**WHAT THE TASK REQUIRES:** Each line that follows should be printed again exactly as it stands.

[Dataset entries on figures]
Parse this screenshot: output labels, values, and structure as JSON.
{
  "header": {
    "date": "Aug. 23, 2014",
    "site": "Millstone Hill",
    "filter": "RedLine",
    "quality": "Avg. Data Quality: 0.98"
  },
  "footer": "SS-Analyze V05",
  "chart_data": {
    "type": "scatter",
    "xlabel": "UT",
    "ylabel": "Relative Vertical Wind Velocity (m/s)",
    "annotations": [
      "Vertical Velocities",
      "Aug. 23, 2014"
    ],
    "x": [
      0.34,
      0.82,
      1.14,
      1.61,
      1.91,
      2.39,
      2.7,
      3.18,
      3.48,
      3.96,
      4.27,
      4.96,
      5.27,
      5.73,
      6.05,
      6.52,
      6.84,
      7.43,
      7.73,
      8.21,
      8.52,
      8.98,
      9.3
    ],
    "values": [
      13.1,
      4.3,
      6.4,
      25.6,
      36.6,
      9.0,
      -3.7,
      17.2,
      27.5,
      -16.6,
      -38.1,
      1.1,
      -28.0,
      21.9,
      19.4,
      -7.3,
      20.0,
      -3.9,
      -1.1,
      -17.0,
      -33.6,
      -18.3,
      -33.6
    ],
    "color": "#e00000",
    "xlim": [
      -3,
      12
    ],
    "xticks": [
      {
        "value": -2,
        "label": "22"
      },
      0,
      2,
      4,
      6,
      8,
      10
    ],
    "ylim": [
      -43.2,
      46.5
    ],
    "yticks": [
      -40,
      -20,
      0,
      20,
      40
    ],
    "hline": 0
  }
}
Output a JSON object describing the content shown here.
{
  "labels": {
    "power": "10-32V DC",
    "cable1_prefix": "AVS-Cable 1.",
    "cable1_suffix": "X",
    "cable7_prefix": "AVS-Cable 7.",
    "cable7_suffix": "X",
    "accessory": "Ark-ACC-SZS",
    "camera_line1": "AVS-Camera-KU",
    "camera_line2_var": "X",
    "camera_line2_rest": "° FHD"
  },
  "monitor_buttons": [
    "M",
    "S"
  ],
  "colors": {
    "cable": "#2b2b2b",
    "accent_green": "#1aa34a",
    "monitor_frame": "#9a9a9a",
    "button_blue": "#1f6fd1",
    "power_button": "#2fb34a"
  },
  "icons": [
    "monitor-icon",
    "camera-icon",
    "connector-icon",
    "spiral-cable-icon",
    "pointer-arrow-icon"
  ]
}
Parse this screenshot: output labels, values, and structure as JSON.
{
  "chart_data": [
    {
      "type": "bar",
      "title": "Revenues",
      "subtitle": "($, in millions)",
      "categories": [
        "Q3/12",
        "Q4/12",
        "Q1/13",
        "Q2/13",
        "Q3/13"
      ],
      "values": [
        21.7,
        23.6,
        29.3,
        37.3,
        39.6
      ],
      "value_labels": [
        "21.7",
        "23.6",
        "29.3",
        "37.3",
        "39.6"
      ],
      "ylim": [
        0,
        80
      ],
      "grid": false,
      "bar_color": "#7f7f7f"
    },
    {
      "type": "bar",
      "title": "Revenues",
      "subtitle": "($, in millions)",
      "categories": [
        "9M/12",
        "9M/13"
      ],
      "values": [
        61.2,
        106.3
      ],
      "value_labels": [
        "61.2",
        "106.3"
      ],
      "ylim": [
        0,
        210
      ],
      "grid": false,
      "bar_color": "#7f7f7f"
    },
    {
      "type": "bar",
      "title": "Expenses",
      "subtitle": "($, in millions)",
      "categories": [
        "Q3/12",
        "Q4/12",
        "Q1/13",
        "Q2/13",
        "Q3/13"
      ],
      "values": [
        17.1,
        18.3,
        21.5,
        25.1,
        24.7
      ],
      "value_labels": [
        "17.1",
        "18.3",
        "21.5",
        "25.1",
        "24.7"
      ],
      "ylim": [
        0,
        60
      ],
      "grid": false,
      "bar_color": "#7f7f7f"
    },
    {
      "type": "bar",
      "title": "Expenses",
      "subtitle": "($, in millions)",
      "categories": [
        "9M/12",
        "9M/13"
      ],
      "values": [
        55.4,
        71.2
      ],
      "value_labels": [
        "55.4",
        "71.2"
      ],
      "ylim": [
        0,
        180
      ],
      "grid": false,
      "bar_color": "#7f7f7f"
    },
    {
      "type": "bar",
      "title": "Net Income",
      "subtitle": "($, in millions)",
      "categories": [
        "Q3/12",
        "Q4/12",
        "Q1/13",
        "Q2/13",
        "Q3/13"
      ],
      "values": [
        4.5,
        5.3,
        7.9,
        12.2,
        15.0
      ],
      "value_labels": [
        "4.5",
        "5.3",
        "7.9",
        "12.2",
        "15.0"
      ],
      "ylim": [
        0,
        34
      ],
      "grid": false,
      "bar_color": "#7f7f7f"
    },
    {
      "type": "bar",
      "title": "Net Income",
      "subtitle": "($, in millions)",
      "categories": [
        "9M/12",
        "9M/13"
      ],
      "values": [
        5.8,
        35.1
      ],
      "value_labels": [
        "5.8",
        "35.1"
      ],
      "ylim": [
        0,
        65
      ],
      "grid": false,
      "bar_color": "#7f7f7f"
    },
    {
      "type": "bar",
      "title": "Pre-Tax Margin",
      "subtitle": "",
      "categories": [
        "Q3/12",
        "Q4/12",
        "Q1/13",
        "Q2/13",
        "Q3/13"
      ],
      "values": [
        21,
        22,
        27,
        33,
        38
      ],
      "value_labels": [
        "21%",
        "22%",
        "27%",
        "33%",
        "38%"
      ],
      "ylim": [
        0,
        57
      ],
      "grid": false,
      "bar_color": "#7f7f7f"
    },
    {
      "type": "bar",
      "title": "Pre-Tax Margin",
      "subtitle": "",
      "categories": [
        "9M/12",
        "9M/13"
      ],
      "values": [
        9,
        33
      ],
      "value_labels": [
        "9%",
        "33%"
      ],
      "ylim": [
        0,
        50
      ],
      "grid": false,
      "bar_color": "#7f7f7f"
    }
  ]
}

**COMPLETED EXERCISE:**
Parse this screenshot: output labels, values, and structure as JSON.
{
  "header": {
    "date": "Aug. 23, 2014",
    "site": "Millstone Hill",
    "filter": "RedLine",
    "quality": "Avg. Data Quality: 0.98"
  },
  "footer": "SS-Analyze V05",
  "chart_data": {
    "type": "scatter",
    "xlabel": "UT",
    "ylabel": "Relative Vertical Wind Velocity (m/s)",
    "annotations": [
      "Vertical Velocities",
      "Aug. 23, 2014"
    ],
    "x": [
      0.34,
      0.82,
      1.14,
      1.61,
      1.91,
      2.39,
      2.7,
      3.18,
      3.48,
      3.96,
      4.27,
      4.96,
      5.27,
      5.73,
      6.05,
      6.52,
      6.84,
      7.43,
      7.73,
      8.21,
      8.52,
      8.98,
      9.3
    ],
    "values": [
      13.1,
      4.3,
      6.4,
      25.6,
      36.6,
      9.0,
      -3.7,
      17.2,
      27.5,
      -16.6,
      -38.1,
      1.1,
      -28.0,
      21.9,
      19.4,
      -7.3,
      20.0,
      -3.9,
      -1.1,
      -17.0,
      -33.6,
      -18.3,
      -33.6
    ],
    "color": "#e00000",
    "xlim": [
      -3,
      12
    ],
    "xticks": [
      {
        "value": -2,
        "label": "22"
      },
      0,
      2,
      4,
      6,
      8,
      10
    ],
    "ylim": [
      -43.2,
      46.5
    ],
    "yticks": [
      -40,
      -20,
      0,
      20,
      40
    ],
    "hline": 0
  }
}
Output a JSON object describing the content shown here.
{
  "labels": {
    "power": "10-32V DC",
    "cable1_prefix": "AVS-Cable 1.",
    "cable1_suffix": "X",
    "cable7_prefix": "AVS-Cable 7.",
    "cable7_suffix": "X",
    "accessory": "Ark-ACC-SZS",
    "camera_line1": "AVS-Camera-KU",
    "camera_line2_var": "X",
    "camera_line2_rest": "° FHD"
  },
  "monitor_buttons": [
    "M",
    "S"
  ],
  "colors": {
    "cable": "#2b2b2b",
    "accent_green": "#1aa34a",
    "monitor_frame": "#9a9a9a",
    "button_blue": "#1f6fd1",
    "power_button": "#2fb34a"
  },
  "icons": [
    "monitor-icon",
    "camera-icon",
    "connector-icon",
    "spiral-cable-icon",
    "pointer-arrow-icon"
  ]
}
Parse this screenshot: output labels, values, and structure as JSON.
{
  "chart_data": [
    {
      "type": "bar",
      "title": "Revenues",
      "subtitle": "($, in millions)",
      "categories": [
        "Q3/12",
        "Q4/12",
        "Q1/13",
        "Q2/13",
        "Q3/13"
      ],
      "values": [
        21.7,
        23.6,
        29.3,
        37.3,
        39.6
      ],
      "value_labels": [
        "21.7",
        "23.6",
        "29.3",
        "37.3",
        "39.6"
      ],
      "ylim": [
        0,
        80
      ],
      "grid": false,
      "bar_color": "#7f7f7f"
    },
    {
      "type": "bar",
      "title": "Revenues",
      "subtitle": "($, in millions)",
      "categories": [
        "9M/12",
        "9M/13"
      ],
      "values": [
        61.2,
        106.3
      ],
      "value_labels": [
        "61.2",
        "106.3"
      ],
      "ylim": [
        0,
        210
      ],
      "grid": false,
      "bar_color": "#7f7f7f"
    },
    {
      "type": "bar",
      "title": "Expenses",
      "subtitle": "($, in millions)",
      "categories": [
        "Q3/12",
        "Q4/12",
        "Q1/13",
        "Q2/13",
        "Q3/13"
      ],
      "values": [
        17.1,
        18.3,
        21.5,
        25.1,
        24.7
      ],
      "value_labels": [
        "17.1",
        "18.3",
        "21.5",
        "25.1",
        "24.7"
      ],
      "ylim": [
        0,
        60
      ],
      "grid": false,
      "bar_color": "#7f7f7f"
    },
    {
      "type": "bar",
      "title": "Expenses",
      "subtitle": "($, in millions)",
      "categories": [
        "9M/12",
        "9M/13"
      ],
      "values": [
        55.4,
        71.2
      ],
      "value_labels": [
        "55.4",
        "71.2"
      ],
      "ylim": [
        0,
        180
      ],
      "grid": false,
      "bar_color": "#7f7f7f"
    },
    {
      "type": "bar",
      "title": "Net Income",
      "subtitle": "($, in millions)",
      "categories": [
        "Q3/12",
        "Q4/12",
        "Q1/13",
        "Q2/13",
        "Q3/13"
      ],
      "values": [
        4.5,
        5.3,
        7.9,
        12.2,
        15.0
      ],
      "value_labels": [
        "4.5",
        "5.3",
        "7.9",
        "12.2",
        "15.0"
      ],
      "ylim": [
        0,
        34
      ],
      "grid": false,
      "bar_color": "#7f7f7f"
    },
    {
      "type": "bar",
      "title": "Net Income",
      "subtitle": "($, in millions)",
      "categories": [
        "9M/12",
        "9M/13"
      ],
      "values": [
        5.8,
        35.1
      ],
      "value_labels": [
        "5.8",
        "35.1"
      ],
      "ylim": [
        0,
        65
      ],
      "grid": false,
      "bar_color": "#7f7f7f"
    },
    {
      "type": "bar",
      "title": "Pre-Tax Margin",
      "subtitle": "",
      "categories": [
        "Q3/12",
        "Q4/12",
        "Q1/13",
        "Q2/13",
        "Q3/13"
      ],
      "values": [
        21,
        22,
        27,
        33,
        38
      ],
      "value_labels": [
        "21%",
        "22%",
        "27%",
        "33%",
        "38%"
      ],
      "ylim": [
        0,
        57
      ],
      "grid": false,
      "bar_color": "#7f7f7f"
    },
    {
      "type": "bar",
      "title": "Pre-Tax Margin",
      "subtitle": "",
      "categories": [
        "9M/12",
        "9M/13"
      ],
      "values": [
        9,
        33
      ],
      "value_labels": [
        "9%",
        "33%"
      ],
      "ylim": [
        0,
        50
      ],
      "grid": false,
      "bar_color": "#7f7f7f"
    }
  ]
}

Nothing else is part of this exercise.